Search the material and gather each line with "icon" in it.

Records from a collection of figures:
* * *
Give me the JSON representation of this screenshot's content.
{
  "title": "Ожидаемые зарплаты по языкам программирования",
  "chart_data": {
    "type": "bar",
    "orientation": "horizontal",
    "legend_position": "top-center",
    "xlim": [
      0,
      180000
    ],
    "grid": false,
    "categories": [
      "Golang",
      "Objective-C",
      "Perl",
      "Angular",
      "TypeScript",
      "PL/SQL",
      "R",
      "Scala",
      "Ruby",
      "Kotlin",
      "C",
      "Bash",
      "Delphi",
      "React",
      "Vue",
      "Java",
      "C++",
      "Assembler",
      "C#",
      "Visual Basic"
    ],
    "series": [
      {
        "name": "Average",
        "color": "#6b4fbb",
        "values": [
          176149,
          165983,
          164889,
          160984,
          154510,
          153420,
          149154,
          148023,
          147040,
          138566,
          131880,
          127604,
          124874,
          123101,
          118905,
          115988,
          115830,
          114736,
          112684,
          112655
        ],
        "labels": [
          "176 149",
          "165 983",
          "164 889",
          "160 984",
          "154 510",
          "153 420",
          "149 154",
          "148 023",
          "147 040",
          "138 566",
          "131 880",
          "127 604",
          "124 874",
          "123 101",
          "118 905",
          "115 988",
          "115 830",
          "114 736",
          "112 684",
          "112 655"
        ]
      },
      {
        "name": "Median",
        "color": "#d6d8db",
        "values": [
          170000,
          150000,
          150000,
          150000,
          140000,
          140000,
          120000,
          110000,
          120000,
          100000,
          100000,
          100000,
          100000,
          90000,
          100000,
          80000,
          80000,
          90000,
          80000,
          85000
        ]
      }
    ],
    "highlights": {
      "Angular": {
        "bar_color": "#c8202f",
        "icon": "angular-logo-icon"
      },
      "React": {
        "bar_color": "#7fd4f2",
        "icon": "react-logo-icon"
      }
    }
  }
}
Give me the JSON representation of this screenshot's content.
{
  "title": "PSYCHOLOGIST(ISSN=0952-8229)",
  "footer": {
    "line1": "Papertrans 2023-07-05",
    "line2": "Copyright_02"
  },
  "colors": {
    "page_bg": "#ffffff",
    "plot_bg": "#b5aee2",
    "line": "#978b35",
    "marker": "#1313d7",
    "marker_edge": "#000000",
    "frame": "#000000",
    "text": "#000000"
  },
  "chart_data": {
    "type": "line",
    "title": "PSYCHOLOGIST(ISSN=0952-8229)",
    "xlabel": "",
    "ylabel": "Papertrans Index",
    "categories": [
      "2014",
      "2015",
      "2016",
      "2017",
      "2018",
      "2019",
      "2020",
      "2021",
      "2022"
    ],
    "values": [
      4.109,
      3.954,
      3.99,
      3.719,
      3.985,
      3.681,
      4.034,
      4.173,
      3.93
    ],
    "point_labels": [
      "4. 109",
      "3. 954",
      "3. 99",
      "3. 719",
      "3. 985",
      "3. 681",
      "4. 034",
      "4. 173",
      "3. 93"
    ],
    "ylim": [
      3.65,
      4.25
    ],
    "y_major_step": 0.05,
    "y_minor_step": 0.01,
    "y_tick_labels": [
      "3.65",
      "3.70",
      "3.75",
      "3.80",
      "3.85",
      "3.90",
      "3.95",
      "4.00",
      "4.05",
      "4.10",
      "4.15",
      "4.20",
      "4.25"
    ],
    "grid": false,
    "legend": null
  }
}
* * *
RESPONSE TO THE EXERCISE:
        "icon": "angular-logo-icon"
        "icon": "react-logo-icon"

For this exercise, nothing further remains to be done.